◆ Problem to solve
Without altering anything, repeat each of the records.

>> start Records

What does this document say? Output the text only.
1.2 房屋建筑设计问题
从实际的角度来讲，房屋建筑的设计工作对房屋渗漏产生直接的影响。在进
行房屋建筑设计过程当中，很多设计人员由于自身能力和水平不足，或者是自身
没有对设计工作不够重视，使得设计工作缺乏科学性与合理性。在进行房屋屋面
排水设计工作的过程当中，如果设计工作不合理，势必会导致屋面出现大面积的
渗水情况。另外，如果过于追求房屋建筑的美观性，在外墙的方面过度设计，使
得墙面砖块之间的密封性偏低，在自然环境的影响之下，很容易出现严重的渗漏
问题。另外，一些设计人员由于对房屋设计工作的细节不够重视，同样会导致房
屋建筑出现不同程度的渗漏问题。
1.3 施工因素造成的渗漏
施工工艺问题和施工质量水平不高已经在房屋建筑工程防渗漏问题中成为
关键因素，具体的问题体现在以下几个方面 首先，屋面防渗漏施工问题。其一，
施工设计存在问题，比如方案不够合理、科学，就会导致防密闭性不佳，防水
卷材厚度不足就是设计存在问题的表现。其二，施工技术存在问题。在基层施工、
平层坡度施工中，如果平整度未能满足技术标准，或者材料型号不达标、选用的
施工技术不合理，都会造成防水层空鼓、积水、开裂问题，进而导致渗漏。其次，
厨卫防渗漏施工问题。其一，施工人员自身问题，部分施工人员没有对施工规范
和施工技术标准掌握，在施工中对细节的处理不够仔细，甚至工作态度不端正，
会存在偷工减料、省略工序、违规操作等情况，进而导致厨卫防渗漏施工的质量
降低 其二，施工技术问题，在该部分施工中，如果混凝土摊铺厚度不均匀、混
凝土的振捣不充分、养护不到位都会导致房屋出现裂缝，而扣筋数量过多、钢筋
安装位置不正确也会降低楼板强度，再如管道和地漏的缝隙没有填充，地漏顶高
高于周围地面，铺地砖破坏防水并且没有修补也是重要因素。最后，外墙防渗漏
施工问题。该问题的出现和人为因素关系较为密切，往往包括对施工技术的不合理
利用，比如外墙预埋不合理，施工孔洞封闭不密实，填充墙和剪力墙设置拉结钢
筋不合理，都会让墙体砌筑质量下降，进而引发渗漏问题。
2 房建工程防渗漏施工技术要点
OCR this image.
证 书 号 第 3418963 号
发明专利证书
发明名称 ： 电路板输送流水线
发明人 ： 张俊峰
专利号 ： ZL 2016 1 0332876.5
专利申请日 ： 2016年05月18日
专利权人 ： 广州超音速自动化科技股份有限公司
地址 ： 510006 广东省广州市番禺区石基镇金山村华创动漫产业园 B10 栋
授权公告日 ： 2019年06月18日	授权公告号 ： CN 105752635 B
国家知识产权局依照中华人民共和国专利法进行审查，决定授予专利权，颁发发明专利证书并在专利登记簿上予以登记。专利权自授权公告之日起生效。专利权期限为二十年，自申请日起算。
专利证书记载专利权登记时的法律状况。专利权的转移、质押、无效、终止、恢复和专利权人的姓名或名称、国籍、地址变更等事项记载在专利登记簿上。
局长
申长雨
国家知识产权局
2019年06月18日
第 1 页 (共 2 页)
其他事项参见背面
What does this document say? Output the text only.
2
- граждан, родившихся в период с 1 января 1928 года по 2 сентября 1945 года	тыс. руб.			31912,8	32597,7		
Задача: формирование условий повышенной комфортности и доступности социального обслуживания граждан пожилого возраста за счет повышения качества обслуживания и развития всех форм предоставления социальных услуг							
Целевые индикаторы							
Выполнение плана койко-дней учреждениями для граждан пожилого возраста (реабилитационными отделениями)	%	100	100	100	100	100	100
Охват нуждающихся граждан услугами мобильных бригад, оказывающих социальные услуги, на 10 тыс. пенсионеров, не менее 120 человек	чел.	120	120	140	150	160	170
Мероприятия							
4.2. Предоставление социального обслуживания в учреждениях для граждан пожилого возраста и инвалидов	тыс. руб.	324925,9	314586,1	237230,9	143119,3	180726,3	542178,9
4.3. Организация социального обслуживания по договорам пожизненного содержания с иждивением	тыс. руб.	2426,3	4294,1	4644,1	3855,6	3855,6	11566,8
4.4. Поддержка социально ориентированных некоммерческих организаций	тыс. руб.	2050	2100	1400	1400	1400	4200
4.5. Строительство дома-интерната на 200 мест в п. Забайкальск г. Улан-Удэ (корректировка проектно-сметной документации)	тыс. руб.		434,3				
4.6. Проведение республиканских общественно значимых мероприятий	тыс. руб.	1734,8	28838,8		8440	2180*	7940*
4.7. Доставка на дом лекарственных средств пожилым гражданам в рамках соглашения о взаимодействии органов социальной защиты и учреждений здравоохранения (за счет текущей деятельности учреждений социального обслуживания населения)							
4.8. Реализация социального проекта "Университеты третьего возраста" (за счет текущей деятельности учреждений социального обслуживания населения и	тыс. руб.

>> end Records

◆ Correct output
What does this document say? Output the text only.
1.2 房屋建筑设计问题
从实际的角度来讲，房屋建筑的设计工作对房屋渗漏产生直接的影响。在进
行房屋建筑设计过程当中，很多设计人员由于自身能力和水平不足，或者是自身
没有对设计工作不够重视，使得设计工作缺乏科学性与合理性。在进行房屋屋面
排水设计工作的过程当中，如果设计工作不合理，势必会导致屋面出现大面积的
渗水情况。另外，如果过于追求房屋建筑的美观性，在外墙的方面过度设计，使
得墙面砖块之间的密封性偏低，在自然环境的影响之下，很容易出现严重的渗漏
问题。另外，一些设计人员由于对房屋设计工作的细节不够重视，同样会导致房
屋建筑出现不同程度的渗漏问题。
1.3 施工因素造成的渗漏
施工工艺问题和施工质量水平不高已经在房屋建筑工程防渗漏问题中成为
关键因素，具体的问题体现在以下几个方面 首先，屋面防渗漏施工问题。其一，
施工设计存在问题，比如方案不够合理、科学，就会导致防密闭性不佳，防水
卷材厚度不足就是设计存在问题的表现。其二，施工技术存在问题。在基层施工、
平层坡度施工中，如果平整度未能满足技术标准，或者材料型号不达标、选用的
施工技术不合理，都会造成防水层空鼓、积水、开裂问题，进而导致渗漏。其次，
厨卫防渗漏施工问题。其一，施工人员自身问题，部分施工人员没有对施工规范
和施工技术标准掌握，在施工中对细节的处理不够仔细，甚至工作态度不端正，
会存在偷工减料、省略工序、违规操作等情况，进而导致厨卫防渗漏施工的质量
降低 其二，施工技术问题，在该部分施工中，如果混凝土摊铺厚度不均匀、混
凝土的振捣不充分、养护不到位都会导致房屋出现裂缝，而扣筋数量过多、钢筋
安装位置不正确也会降低楼板强度，再如管道和地漏的缝隙没有填充，地漏顶高
高于周围地面，铺地砖破坏防水并且没有修补也是重要因素。最后，外墙防渗漏
施工问题。该问题的出现和人为因素关系较为密切，往往包括对施工技术的不合理
利用，比如外墙预埋不合理，施工孔洞封闭不密实，填充墙和剪力墙设置拉结钢
筋不合理，都会让墙体砌筑质量下降，进而引发渗漏问题。
2 房建工程防渗漏施工技术要点
OCR this image.
证 书 号 第 3418963 号
发明专利证书
发明名称 ： 电路板输送流水线
发明人 ： 张俊峰
专利号 ： ZL 2016 1 0332876.5
专利申请日 ： 2016年05月18日
专利权人 ： 广州超音速自动化科技股份有限公司
地址 ： 510006 广东省广州市番禺区石基镇金山村华创动漫产业园 B10 栋
授权公告日 ： 2019年06月18日	授权公告号 ： CN 105752635 B
国家知识产权局依照中华人民共和国专利法进行审查，决定授予专利权，颁发发明专利证书并在专利登记簿上予以登记。专利权自授权公告之日起生效。专利权期限为二十年，自申请日起算。
专利证书记载专利权登记时的法律状况。专利权的转移、质押、无效、终止、恢复和专利权人的姓名或名称、国籍、地址变更等事项记载在专利登记簿上。
局长
申长雨
国家知识产权局
2019年06月18日
第 1 页 (共 2 页)
其他事项参见背面
What does this document say? Output the text only.
2
- граждан, родившихся в период с 1 января 1928 года по 2 сентября 1945 года	тыс. руб.			31912,8	32597,7		
Задача: формирование условий повышенной комфортности и доступности социального обслуживания граждан пожилого возраста за счет повышения качества обслуживания и развития всех форм предоставления социальных услуг							
Целевые индикаторы							
Выполнение плана койко-дней учреждениями для граждан пожилого возраста (реабилитационными отделениями)	%	100	100	100	100	100	100
Охват нуждающихся граждан услугами мобильных бригад, оказывающих социальные услуги, на 10 тыс. пенсионеров, не менее 120 человек	чел.	120	120	140	150	160	170
Мероприятия							
4.2. Предоставление социального обслуживания в учреждениях для граждан пожилого возраста и инвалидов	тыс. руб.	324925,9	314586,1	237230,9	143119,3	180726,3	542178,9
4.3. Организация социального обслуживания по договорам пожизненного содержания с иждивением	тыс. руб.	2426,3	4294,1	4644,1	3855,6	3855,6	11566,8
4.4. Поддержка социально ориентированных некоммерческих организаций	тыс. руб.	2050	2100	1400	1400	1400	4200
4.5. Строительство дома-интерната на 200 мест в п. Забайкальск г. Улан-Удэ (корректировка проектно-сметной документации)	тыс. руб.		434,3				
4.6. Проведение республиканских общественно значимых мероприятий	тыс. руб.	1734,8	28838,8		8440	2180*	7940*
4.7. Доставка на дом лекарственных средств пожилым гражданам в рамках соглашения о взаимодействии органов социальной защиты и учреждений здравоохранения (за счет текущей деятельности учреждений социального обслуживания населения)							
4.8. Реализация социального проекта "Университеты третьего возраста" (за счет текущей деятельности учреждений социального обслуживания населения и	тыс. руб.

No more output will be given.